**ENTRIES PROVIDED:**
------------------------------------------------------------
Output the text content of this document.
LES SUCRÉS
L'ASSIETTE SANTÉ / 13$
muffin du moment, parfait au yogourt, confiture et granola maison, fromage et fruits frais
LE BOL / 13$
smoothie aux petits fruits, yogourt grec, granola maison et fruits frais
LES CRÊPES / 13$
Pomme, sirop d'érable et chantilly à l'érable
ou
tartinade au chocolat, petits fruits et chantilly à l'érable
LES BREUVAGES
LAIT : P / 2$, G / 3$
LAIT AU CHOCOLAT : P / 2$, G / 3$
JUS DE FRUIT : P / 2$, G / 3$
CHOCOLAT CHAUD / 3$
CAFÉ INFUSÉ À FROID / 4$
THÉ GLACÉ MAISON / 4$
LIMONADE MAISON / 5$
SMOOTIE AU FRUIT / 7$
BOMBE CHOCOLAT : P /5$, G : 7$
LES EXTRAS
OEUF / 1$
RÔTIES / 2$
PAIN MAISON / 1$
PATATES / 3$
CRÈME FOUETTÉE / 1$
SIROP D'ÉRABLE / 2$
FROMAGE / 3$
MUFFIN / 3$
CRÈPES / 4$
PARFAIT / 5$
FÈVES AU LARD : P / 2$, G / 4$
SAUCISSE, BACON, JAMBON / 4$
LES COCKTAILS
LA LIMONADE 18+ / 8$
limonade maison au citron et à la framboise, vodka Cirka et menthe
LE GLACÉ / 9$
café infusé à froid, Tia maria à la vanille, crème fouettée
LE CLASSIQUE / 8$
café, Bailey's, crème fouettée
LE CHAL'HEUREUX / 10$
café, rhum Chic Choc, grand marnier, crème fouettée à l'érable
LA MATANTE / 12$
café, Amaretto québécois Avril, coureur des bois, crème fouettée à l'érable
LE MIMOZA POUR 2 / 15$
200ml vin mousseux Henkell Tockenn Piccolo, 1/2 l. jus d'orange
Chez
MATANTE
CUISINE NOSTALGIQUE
------------------------------------------------------------
**WHAT YOU HAVE TO DO:** Each record above must be given again exactly.

**ANSWER FOR THE TASK:**
Output the text content of this document.
LES SUCRÉS
L'ASSIETTE SANTÉ / 13$
muffin du moment, parfait au yogourt, confiture et granola maison, fromage et fruits frais
LE BOL / 13$
smoothie aux petits fruits, yogourt grec, granola maison et fruits frais
LES CRÊPES / 13$
Pomme, sirop d'érable et chantilly à l'érable
ou
tartinade au chocolat, petits fruits et chantilly à l'érable
LES BREUVAGES
LAIT : P / 2$, G / 3$
LAIT AU CHOCOLAT : P / 2$, G / 3$
JUS DE FRUIT : P / 2$, G / 3$
CHOCOLAT CHAUD / 3$
CAFÉ INFUSÉ À FROID / 4$
THÉ GLACÉ MAISON / 4$
LIMONADE MAISON / 5$
SMOOTIE AU FRUIT / 7$
BOMBE CHOCOLAT : P /5$, G : 7$
LES EXTRAS
OEUF / 1$
RÔTIES / 2$
PAIN MAISON / 1$
PATATES / 3$
CRÈME FOUETTÉE / 1$
SIROP D'ÉRABLE / 2$
FROMAGE / 3$
MUFFIN / 3$
CRÈPES / 4$
PARFAIT / 5$
FÈVES AU LARD : P / 2$, G / 4$
SAUCISSE, BACON, JAMBON / 4$
LES COCKTAILS
LA LIMONADE 18+ / 8$
limonade maison au citron et à la framboise, vodka Cirka et menthe
LE GLACÉ / 9$
café infusé à froid, Tia maria à la vanille, crème fouettée
LE CLASSIQUE / 8$
café, Bailey's, crème fouettée
LE CHAL'HEUREUX / 10$
café, rhum Chic Choc, grand marnier, crème fouettée à l'érable
LA MATANTE / 12$
café, Amaretto québécois Avril, coureur des bois, crème fouettée à l'érable
LE MIMOZA POUR 2 / 15$
200ml vin mousseux Henkell Tockenn Piccolo, 1/2 l. jus d'orange
Chez
MATANTE
CUISINE NOSTALGIQUE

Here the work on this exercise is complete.